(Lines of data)
▶
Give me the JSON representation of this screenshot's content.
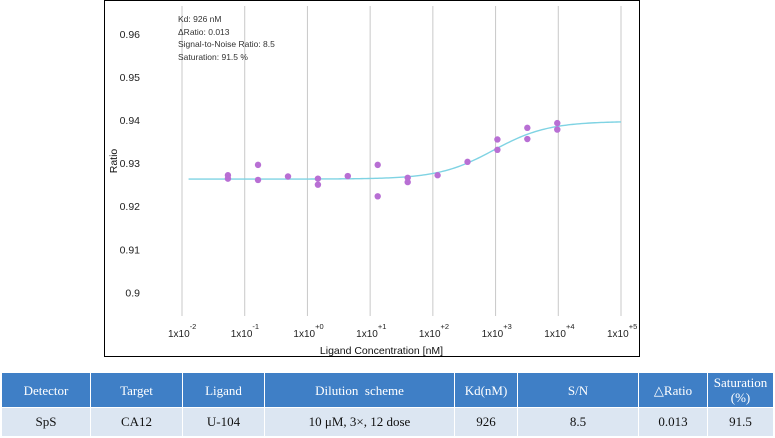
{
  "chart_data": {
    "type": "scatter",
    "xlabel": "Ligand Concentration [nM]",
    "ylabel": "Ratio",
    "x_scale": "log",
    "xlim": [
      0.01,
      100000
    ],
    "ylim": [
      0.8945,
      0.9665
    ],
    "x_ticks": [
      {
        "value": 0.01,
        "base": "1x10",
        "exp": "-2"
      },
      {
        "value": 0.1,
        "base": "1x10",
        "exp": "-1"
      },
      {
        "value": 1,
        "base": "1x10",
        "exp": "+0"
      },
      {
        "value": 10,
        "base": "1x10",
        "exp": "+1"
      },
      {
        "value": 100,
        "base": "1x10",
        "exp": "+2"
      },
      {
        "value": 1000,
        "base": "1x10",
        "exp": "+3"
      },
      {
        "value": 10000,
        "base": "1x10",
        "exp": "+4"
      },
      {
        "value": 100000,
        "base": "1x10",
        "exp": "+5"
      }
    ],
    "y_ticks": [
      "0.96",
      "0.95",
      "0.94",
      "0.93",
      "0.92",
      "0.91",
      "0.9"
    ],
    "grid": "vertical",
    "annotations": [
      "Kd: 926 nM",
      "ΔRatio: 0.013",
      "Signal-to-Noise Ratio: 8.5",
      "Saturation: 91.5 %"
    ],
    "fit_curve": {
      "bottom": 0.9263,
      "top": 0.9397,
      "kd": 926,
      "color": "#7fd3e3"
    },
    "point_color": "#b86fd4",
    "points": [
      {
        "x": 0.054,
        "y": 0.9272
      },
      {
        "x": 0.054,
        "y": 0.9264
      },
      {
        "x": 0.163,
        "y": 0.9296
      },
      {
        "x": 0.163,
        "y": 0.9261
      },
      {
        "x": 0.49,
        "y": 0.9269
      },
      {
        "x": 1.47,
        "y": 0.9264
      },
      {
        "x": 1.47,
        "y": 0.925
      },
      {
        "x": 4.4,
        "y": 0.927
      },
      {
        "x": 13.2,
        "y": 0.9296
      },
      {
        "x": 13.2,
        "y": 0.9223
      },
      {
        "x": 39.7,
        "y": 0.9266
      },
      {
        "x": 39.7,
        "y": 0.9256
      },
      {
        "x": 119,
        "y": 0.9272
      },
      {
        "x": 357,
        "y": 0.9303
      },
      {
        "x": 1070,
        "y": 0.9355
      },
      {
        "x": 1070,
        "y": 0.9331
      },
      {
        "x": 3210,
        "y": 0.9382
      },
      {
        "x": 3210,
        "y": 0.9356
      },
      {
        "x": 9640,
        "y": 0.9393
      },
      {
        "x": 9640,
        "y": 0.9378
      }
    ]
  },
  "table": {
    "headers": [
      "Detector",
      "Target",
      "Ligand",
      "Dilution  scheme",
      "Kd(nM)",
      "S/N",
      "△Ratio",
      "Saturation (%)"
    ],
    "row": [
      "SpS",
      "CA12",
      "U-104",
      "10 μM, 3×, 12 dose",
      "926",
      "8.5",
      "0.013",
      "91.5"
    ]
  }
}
◀
What is required: Pull out all lines of the data with the string "Ligand".

Exercise answer:
    "xlabel": "Ligand Concentration [nM]",
      "Ligand",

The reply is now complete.